Given problem:
Review the material line by line. Identify and copy every line that contains the string "Grastin".

Extracted information:
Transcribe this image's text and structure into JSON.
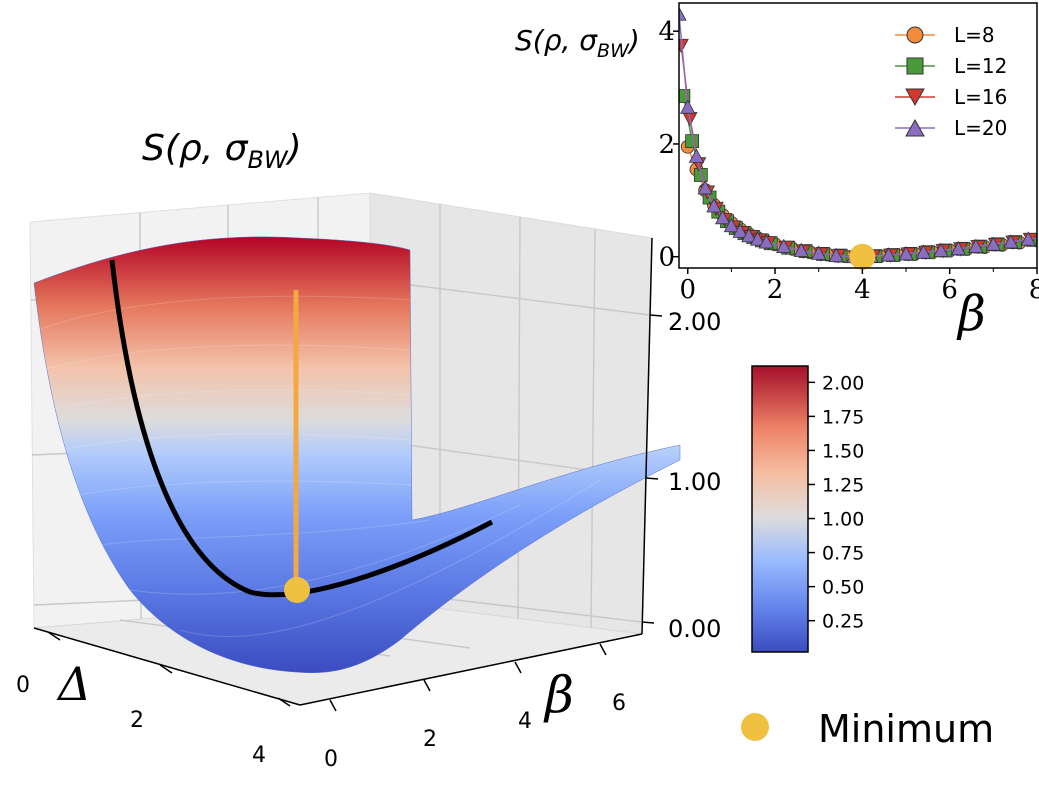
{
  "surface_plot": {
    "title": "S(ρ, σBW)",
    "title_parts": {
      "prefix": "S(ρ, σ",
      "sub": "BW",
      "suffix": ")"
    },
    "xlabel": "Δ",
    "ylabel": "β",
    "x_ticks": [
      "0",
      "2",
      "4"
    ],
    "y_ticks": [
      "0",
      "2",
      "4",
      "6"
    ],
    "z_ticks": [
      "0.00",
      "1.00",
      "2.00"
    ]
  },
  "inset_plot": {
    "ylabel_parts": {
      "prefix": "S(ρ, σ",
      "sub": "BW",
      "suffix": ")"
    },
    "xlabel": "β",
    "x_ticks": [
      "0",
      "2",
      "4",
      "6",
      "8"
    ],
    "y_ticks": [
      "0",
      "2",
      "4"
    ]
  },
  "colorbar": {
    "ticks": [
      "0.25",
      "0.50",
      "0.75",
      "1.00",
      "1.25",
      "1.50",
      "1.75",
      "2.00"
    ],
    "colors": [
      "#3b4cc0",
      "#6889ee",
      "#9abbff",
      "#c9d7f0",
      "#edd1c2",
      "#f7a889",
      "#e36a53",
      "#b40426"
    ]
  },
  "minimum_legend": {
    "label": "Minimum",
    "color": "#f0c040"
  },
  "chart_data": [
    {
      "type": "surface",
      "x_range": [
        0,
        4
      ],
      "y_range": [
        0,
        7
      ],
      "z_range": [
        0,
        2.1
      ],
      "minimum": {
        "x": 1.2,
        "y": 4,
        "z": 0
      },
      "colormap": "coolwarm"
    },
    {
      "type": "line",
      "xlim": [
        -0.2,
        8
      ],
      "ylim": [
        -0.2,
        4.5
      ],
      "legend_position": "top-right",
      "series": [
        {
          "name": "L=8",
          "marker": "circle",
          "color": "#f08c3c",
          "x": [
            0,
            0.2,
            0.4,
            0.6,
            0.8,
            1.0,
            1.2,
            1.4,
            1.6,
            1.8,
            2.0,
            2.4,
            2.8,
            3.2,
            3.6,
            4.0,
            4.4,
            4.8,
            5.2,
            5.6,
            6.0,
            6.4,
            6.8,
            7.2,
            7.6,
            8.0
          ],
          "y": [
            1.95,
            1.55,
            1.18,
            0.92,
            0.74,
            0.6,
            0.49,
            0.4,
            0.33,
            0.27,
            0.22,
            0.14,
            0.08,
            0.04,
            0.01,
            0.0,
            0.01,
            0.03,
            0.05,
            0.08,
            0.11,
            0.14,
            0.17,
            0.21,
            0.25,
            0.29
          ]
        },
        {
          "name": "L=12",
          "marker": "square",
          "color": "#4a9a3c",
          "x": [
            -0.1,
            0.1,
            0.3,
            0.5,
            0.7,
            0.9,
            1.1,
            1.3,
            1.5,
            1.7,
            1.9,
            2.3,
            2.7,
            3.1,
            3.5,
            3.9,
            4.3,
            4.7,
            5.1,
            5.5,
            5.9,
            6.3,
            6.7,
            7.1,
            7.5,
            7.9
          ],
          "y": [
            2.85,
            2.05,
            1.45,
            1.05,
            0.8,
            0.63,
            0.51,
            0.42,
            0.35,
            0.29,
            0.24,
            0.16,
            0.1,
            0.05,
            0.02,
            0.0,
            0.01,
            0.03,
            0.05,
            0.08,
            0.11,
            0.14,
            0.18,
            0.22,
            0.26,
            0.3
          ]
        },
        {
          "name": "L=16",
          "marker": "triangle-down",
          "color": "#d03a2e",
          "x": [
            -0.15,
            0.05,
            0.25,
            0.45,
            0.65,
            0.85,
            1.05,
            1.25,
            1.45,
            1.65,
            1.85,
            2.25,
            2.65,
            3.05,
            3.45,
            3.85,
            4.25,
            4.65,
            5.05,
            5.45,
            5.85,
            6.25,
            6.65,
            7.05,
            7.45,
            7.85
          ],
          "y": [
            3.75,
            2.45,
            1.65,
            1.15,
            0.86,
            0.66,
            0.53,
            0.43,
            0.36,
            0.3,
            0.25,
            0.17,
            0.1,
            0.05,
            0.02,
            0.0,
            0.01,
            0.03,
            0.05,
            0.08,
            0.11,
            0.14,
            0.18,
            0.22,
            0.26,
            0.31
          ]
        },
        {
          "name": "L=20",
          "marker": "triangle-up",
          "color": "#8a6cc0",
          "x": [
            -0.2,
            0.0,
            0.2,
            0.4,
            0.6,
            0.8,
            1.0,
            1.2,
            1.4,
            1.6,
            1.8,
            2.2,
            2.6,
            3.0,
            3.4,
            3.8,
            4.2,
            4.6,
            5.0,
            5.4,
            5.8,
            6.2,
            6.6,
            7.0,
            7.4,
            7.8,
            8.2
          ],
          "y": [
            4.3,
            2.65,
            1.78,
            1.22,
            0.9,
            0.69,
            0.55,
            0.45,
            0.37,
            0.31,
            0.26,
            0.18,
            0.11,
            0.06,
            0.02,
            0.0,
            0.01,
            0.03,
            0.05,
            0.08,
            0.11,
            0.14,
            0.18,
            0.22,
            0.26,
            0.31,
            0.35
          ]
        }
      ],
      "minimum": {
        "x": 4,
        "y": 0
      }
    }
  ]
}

---

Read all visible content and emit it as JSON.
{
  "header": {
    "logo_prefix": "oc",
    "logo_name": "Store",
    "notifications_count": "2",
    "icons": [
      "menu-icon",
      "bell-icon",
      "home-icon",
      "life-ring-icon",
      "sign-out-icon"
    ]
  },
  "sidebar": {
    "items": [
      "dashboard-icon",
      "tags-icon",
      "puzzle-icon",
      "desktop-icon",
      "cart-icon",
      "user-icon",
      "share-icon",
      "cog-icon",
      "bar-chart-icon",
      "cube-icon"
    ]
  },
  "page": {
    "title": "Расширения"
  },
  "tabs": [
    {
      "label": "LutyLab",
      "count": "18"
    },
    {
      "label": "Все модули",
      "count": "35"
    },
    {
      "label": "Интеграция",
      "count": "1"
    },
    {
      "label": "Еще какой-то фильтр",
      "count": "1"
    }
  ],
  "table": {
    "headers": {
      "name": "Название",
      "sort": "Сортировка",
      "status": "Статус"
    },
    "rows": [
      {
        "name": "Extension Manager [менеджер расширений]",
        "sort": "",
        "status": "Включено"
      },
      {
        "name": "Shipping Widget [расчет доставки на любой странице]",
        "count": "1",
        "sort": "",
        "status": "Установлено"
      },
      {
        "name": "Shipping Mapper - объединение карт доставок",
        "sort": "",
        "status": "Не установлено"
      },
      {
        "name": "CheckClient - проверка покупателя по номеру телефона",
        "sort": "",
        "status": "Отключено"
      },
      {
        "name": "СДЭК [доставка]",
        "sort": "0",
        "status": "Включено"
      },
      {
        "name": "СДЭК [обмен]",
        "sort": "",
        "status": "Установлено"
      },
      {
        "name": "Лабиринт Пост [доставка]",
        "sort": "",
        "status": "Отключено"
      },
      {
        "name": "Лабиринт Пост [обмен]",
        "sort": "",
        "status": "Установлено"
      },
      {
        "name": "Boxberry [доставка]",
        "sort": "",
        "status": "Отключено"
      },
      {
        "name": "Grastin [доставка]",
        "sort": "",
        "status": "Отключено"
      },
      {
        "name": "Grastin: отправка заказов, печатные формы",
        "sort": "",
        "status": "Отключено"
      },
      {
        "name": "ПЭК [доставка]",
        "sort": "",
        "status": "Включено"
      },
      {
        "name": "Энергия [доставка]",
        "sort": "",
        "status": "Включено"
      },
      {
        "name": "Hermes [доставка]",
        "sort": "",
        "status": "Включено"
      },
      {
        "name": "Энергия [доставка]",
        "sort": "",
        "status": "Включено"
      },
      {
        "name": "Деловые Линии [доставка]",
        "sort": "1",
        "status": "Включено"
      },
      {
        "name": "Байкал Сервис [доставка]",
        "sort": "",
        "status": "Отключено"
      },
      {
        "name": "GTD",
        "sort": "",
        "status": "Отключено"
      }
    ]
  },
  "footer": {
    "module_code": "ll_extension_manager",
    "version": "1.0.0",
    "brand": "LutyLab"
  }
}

--

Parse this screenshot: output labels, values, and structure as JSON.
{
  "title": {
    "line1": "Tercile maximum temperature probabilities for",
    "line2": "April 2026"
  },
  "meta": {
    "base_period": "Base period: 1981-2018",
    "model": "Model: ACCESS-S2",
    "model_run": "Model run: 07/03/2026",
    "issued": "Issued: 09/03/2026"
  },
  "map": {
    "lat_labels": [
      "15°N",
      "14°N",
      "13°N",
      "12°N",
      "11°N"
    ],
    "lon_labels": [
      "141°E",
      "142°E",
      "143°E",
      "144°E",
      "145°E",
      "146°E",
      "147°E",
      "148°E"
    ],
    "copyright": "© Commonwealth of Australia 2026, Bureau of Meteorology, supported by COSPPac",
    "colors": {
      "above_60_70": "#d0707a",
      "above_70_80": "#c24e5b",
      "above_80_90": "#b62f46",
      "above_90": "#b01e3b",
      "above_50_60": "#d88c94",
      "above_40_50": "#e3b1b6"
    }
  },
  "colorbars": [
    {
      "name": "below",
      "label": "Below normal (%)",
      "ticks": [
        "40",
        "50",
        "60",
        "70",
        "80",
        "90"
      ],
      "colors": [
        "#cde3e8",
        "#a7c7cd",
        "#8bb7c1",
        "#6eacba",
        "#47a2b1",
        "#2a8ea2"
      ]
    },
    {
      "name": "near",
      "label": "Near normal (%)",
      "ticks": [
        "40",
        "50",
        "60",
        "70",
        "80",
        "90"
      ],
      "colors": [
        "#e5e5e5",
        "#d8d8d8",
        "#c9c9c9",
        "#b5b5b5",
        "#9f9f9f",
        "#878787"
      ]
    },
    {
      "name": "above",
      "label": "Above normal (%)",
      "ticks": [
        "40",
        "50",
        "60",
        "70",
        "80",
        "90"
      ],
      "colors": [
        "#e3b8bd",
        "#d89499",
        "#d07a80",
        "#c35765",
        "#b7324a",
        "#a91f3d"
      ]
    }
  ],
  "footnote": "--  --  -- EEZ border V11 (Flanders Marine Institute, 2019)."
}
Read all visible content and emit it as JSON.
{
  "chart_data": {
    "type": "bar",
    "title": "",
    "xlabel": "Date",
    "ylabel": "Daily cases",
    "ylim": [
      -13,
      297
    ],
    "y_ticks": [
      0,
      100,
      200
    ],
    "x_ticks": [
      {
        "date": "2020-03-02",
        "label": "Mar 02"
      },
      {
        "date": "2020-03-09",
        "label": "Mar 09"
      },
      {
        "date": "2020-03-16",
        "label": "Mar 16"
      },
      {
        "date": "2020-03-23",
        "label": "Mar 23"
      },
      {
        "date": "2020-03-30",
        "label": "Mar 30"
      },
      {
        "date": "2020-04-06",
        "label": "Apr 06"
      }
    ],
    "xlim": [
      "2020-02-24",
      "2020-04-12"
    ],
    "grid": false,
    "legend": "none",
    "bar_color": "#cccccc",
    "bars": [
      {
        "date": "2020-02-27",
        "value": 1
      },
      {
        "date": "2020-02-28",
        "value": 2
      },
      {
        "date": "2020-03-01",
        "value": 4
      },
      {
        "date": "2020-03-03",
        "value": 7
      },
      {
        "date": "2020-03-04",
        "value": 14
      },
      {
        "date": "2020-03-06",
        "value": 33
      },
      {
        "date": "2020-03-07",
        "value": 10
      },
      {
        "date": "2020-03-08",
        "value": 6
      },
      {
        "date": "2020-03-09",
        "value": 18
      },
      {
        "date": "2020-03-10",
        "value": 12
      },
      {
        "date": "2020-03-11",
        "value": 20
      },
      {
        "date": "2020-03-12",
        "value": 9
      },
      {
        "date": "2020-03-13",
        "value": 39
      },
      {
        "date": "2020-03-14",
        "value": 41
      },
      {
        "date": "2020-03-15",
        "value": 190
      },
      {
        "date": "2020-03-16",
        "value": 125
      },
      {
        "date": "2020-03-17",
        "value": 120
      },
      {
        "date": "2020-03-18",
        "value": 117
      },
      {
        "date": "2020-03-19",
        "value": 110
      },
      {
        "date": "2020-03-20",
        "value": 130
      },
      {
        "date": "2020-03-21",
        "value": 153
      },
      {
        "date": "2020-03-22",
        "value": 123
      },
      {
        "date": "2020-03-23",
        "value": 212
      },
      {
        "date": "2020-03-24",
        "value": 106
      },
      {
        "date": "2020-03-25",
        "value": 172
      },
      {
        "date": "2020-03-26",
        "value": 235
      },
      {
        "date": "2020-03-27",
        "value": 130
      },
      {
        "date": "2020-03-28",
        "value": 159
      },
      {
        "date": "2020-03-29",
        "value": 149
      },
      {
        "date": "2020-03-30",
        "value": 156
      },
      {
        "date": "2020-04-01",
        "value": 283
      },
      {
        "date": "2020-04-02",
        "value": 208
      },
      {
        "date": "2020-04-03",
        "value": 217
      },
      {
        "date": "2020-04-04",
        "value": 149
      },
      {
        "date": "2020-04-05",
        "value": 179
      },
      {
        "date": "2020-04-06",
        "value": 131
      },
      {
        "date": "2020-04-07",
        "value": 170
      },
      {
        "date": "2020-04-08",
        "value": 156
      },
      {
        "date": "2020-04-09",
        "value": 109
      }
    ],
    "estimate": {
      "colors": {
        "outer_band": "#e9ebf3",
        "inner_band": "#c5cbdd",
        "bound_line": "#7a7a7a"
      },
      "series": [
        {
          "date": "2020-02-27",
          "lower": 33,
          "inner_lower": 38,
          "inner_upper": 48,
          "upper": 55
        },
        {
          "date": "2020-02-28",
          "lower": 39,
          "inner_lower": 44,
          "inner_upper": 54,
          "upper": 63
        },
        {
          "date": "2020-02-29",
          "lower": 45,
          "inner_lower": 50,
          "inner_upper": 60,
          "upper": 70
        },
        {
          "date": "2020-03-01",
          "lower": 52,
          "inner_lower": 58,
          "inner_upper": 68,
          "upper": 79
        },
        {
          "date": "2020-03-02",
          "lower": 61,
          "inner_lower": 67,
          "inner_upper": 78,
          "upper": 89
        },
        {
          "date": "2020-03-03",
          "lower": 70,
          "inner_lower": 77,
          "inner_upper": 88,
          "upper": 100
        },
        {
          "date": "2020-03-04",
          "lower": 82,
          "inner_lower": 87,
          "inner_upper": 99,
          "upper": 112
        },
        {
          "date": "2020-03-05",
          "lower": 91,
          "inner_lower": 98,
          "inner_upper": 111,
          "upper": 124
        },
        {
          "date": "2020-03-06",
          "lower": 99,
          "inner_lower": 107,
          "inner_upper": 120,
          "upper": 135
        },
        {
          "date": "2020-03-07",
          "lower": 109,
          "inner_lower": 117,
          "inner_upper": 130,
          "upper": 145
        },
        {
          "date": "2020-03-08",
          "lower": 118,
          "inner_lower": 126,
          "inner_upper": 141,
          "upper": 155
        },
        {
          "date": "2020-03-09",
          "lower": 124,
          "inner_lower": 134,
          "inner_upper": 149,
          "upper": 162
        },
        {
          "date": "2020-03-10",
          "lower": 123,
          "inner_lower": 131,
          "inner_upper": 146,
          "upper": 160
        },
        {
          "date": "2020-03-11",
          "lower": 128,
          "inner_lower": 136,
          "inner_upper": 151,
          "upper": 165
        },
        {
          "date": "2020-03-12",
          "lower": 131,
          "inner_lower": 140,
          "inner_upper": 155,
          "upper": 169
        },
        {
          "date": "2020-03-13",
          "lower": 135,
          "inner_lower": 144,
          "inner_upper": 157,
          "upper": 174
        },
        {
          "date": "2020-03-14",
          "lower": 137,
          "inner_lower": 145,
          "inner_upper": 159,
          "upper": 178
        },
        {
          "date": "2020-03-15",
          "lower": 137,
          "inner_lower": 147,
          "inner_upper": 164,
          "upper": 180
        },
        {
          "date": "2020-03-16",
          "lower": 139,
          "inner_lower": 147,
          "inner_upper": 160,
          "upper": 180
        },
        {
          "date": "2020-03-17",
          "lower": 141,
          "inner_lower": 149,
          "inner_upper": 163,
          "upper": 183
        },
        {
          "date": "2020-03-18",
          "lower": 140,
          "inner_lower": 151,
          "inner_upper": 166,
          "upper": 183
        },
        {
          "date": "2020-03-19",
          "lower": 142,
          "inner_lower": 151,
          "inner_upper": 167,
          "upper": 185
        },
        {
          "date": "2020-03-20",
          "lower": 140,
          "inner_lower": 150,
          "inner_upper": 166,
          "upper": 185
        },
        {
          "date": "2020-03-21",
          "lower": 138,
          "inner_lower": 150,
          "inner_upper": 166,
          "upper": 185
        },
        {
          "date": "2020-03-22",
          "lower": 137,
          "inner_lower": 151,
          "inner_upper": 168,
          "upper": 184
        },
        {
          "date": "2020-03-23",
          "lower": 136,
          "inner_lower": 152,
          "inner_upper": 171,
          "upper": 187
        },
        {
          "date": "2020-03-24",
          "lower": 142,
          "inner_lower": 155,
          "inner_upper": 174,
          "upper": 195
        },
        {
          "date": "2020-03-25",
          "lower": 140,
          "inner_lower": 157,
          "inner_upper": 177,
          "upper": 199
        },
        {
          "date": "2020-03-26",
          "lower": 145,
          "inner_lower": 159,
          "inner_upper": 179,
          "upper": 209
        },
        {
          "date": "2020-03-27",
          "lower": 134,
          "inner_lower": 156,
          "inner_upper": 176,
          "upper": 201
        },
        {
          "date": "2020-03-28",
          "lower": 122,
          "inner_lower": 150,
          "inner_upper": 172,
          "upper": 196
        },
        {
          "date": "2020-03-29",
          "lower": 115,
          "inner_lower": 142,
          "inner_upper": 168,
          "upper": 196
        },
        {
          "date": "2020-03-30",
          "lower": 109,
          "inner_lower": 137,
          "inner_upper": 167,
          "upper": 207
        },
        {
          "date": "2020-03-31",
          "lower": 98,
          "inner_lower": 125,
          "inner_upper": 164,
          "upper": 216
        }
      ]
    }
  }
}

Answer to the task:
        "name": "Grastin [доставка]",
        "name": "Grastin: отправка заказов, печатные формы",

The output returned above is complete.